(Layout region records)
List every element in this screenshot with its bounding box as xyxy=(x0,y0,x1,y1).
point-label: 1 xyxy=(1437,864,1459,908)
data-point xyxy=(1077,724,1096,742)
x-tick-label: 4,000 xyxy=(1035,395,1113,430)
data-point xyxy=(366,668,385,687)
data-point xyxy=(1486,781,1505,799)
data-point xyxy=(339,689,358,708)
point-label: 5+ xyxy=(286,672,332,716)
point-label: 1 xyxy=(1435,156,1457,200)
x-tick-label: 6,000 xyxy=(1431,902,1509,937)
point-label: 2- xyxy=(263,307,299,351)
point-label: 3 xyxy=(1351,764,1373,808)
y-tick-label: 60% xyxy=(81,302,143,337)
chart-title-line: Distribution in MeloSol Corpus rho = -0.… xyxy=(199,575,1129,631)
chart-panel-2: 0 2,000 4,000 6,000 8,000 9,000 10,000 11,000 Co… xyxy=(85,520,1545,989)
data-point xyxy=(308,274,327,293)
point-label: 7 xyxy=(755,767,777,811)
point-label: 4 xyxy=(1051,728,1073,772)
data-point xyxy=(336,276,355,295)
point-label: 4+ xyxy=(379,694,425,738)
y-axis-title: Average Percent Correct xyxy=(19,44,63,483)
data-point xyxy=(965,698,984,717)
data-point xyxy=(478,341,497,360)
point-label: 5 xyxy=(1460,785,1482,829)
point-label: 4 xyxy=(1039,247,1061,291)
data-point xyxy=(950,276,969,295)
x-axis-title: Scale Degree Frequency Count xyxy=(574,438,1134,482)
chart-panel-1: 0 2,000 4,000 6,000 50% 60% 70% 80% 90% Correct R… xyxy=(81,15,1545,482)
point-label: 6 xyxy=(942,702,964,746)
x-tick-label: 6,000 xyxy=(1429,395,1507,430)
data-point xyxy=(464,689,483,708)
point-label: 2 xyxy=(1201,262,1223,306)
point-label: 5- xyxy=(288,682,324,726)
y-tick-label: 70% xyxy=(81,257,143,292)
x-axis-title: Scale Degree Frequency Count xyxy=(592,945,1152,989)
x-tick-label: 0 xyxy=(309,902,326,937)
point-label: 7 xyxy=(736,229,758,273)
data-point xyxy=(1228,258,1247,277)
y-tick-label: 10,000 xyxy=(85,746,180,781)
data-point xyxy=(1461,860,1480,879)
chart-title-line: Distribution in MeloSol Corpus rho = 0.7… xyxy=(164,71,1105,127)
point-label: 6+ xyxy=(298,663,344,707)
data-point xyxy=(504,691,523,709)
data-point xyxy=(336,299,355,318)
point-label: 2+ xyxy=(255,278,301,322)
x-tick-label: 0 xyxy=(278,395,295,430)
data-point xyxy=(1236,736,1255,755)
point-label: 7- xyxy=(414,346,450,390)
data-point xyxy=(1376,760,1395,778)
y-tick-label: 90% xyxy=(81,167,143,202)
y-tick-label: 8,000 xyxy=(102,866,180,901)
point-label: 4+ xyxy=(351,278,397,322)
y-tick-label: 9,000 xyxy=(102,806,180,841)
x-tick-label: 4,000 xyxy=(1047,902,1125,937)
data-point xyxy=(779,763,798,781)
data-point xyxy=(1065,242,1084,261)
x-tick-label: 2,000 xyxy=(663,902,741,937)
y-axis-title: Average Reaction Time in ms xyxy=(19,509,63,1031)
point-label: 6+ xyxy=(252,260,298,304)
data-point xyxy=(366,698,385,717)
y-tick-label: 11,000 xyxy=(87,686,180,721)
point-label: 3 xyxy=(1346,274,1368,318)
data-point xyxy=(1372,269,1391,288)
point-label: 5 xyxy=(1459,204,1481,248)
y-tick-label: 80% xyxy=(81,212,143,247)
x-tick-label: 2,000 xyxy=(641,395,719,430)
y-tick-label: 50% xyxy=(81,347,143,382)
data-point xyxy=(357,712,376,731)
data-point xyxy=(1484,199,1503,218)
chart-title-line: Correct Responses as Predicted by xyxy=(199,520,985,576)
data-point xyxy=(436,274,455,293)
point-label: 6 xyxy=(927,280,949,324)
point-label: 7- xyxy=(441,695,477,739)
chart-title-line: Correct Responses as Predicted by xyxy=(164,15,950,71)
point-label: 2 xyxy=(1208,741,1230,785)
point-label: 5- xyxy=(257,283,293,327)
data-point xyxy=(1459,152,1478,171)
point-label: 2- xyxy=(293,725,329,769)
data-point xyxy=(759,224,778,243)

WHAT IS BEING ASKED
Rewrite the lines from the first one through the line containing "point-label: 7 xyxy=(736,229,758,273)", replacing "x-tick-label" with "x-axis-label" and leaving everything else unchanged.

FINAL RESULT
List every element in this screenshot with its bounding box as xyxy=(x0,y0,x1,y1).
point-label: 1 xyxy=(1437,864,1459,908)
data-point xyxy=(1077,724,1096,742)
x-axis-label: 4,000 xyxy=(1035,395,1113,430)
data-point xyxy=(366,668,385,687)
data-point xyxy=(1486,781,1505,799)
data-point xyxy=(339,689,358,708)
point-label: 5+ xyxy=(286,672,332,716)
point-label: 1 xyxy=(1435,156,1457,200)
x-axis-label: 6,000 xyxy=(1431,902,1509,937)
point-label: 2- xyxy=(263,307,299,351)
point-label: 3 xyxy=(1351,764,1373,808)
y-tick-label: 60% xyxy=(81,302,143,337)
chart-title-line: Distribution in MeloSol Corpus rho = -0.… xyxy=(199,575,1129,631)
chart-panel-2: 0 2,000 4,000 6,000 8,000 9,000 10,000 11,000 Co… xyxy=(85,520,1545,989)
data-point xyxy=(308,274,327,293)
point-label: 7 xyxy=(755,767,777,811)
point-label: 4 xyxy=(1051,728,1073,772)
data-point xyxy=(336,276,355,295)
point-label: 4+ xyxy=(379,694,425,738)
y-axis-title: Average Percent Correct xyxy=(19,44,63,483)
data-point xyxy=(965,698,984,717)
data-point xyxy=(478,341,497,360)
point-label: 5 xyxy=(1460,785,1482,829)
point-label: 4 xyxy=(1039,247,1061,291)
data-point xyxy=(950,276,969,295)
x-axis-title: Scale Degree Frequency Count xyxy=(574,438,1134,482)
chart-panel-1: 0 2,000 4,000 6,000 50% 60% 70% 80% 90% Correct R… xyxy=(81,15,1545,482)
point-label: 6 xyxy=(942,702,964,746)
x-axis-label: 6,000 xyxy=(1429,395,1507,430)
data-point xyxy=(464,689,483,708)
point-label: 2 xyxy=(1201,262,1223,306)
point-label: 5- xyxy=(288,682,324,726)
y-tick-label: 70% xyxy=(81,257,143,292)
x-axis-title: Scale Degree Frequency Count xyxy=(592,945,1152,989)
x-axis-label: 0 xyxy=(309,902,326,937)
point-label: 7 xyxy=(736,229,758,273)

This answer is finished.